Brief: Copy out the complete listing, word for word.

Given information:
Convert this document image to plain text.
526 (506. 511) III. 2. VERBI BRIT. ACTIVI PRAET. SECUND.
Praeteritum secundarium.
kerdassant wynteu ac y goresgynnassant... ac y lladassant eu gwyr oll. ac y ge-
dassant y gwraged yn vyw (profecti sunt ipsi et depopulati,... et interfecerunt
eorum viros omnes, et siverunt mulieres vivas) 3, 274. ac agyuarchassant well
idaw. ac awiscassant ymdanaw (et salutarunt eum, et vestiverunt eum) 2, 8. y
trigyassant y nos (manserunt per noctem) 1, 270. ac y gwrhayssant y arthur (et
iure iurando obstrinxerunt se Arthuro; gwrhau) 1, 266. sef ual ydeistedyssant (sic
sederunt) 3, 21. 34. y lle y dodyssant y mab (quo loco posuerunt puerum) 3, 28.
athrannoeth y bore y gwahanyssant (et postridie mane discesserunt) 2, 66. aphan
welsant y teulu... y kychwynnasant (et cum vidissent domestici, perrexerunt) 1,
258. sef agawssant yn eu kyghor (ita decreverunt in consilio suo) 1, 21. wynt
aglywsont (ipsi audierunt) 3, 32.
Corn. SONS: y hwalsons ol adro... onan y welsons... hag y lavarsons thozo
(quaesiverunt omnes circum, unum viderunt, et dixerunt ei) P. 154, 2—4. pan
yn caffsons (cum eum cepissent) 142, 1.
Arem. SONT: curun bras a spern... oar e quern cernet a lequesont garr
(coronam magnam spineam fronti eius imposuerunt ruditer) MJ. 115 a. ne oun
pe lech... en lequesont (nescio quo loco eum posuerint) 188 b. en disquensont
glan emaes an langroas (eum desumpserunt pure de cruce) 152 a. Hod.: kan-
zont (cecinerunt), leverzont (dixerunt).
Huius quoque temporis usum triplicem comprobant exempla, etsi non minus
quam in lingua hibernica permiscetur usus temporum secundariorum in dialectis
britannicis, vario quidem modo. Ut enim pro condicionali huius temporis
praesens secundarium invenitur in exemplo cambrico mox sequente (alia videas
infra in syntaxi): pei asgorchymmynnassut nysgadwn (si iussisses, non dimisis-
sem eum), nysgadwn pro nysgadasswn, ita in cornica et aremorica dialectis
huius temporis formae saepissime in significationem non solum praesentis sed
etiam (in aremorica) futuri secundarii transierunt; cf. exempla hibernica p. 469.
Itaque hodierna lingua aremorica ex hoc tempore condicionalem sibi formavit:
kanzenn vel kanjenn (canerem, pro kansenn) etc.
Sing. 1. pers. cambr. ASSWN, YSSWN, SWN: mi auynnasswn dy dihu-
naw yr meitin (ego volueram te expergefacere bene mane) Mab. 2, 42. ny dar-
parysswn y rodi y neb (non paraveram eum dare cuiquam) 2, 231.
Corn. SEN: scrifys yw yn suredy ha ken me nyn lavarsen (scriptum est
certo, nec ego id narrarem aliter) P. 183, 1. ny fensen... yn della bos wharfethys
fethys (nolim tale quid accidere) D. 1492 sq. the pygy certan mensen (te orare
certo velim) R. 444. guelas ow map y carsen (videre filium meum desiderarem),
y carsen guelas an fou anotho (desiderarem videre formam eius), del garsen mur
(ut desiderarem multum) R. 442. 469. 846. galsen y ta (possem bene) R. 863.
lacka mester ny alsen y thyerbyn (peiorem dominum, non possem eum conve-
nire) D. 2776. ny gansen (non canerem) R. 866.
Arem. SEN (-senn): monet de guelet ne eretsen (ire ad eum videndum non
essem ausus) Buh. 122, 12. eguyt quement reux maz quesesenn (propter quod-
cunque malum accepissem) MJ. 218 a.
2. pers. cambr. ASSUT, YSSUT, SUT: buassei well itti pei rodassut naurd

Output of the exercise:
Convert this document image to plain text.
526 (506. 511) III. 2. VERBI BRIT. ACTIVI PRAET. SECUND.
Praeteritum secundarium.
kerdassant wynteu ac y goresgynnassant... ac y lladassant eu gwyr oll. ac y ge-
dassant y gwraged yn vyw (profecti sunt ipsi et depopulati,... et interfecerunt
eorum viros omnes, et siverunt mulieres vivas) 3, 274. ac agyuarchassant well
idaw. ac awiscassant ymdanaw (et salutarunt eum, et vestiverunt eum) 2, 8. y
trigyassant y nos (manserunt per noctem) 1, 270. ac y gwrhayssant y arthur (et
iure iurando obstrinxerunt se Arthuro; gwrhau) 1, 266. sef ual ydeistedyssant (sic
sederunt) 3, 21. 34. y lle y dodyssant y mab (quo loco posuerunt puerum) 3, 28.
athrannoeth y bore y gwahanyssant (et postridie mane discesserunt) 2, 66. aphan
welsant y teulu... y kychwynnasant (et cum vidissent domestici, perrexerunt) 1,
258. sef agawssant yn eu kyghor (ita decreverunt in consilio suo) 1, 21. wynt
aglywsont (ipsi audierunt) 3, 32.
Corn. SONS: y hwalsons ol adro... onan y welsons... hag y lavarsons thozo
(quaesiverunt omnes circum, unum viderunt, et dixerunt ei) P. 154, 2—4. pan
yn caffsons (cum eum cepissent) 142, 1.
Arem. SONT: curun bras a spern... oar e quern cernet a lequesont garr
(coronam magnam spineam fronti eius imposuerunt ruditer) MJ. 115 a. ne oun
pe lech... en lequesont (nescio quo loco eum posuerint) 188 b. en disquensont
glan emaes an langroas (eum desumpserunt pure de cruce) 152 a. Hod.: kan-
zont (cecinerunt), leverzont (dixerunt).
Huius quoque temporis usum triplicem comprobant exempla, etsi non minus
quam in lingua hibernica permiscetur usus temporum secundariorum in dialectis
britannicis, vario quidem modo. Ut enim pro condicionali huius temporis
praesens secundarium invenitur in exemplo cambrico mox sequente (alia videas
infra in syntaxi): pei asgorchymmynnassut nysgadwn (si iussisses, non dimisis-
sem eum), nysgadwn pro nysgadasswn, ita in cornica et aremorica dialectis
huius temporis formae saepissime in significationem non solum praesentis sed
etiam (in aremorica) futuri secundarii transierunt; cf. exempla hibernica p. 469.
Itaque hodierna lingua aremorica ex hoc tempore condicionalem sibi formavit:
kanzenn vel kanjenn (canerem, pro kansenn) etc.
Sing. 1. pers. cambr. ASSWN, YSSWN, SWN: mi auynnasswn dy dihu-
naw yr meitin (ego volueram te expergefacere bene mane) Mab. 2, 42. ny dar-
parysswn y rodi y neb (non paraveram eum dare cuiquam) 2, 231.
Corn. SEN: scrifys yw yn suredy ha ken me nyn lavarsen (scriptum est
certo, nec ego id narrarem aliter) P. 183, 1. ny fensen... yn della bos wharfethys
fethys (nolim tale quid accidere) D. 1492 sq. the pygy certan mensen (te orare
certo velim) R. 444. guelas ow map y carsen (videre filium meum desiderarem),
y carsen guelas an fou anotho (desiderarem videre formam eius), del garsen mur
(ut desiderarem multum) R. 442. 469. 846. galsen y ta (possem bene) R. 863.
lacka mester ny alsen y thyerbyn (peiorem dominum, non possem eum conve-
nire) D. 2776. ny gansen (non canerem) R. 866.
Arem. SEN (-senn): monet de guelet ne eretsen (ire ad eum videndum non
essem ausus) Buh. 122, 12. eguyt quement reux maz quesesenn (propter quod-
cunque malum accepissem) MJ. 218 a.
2. pers. cambr. ASSUT, YSSUT, SUT: buassei well itti pei rodassut naurd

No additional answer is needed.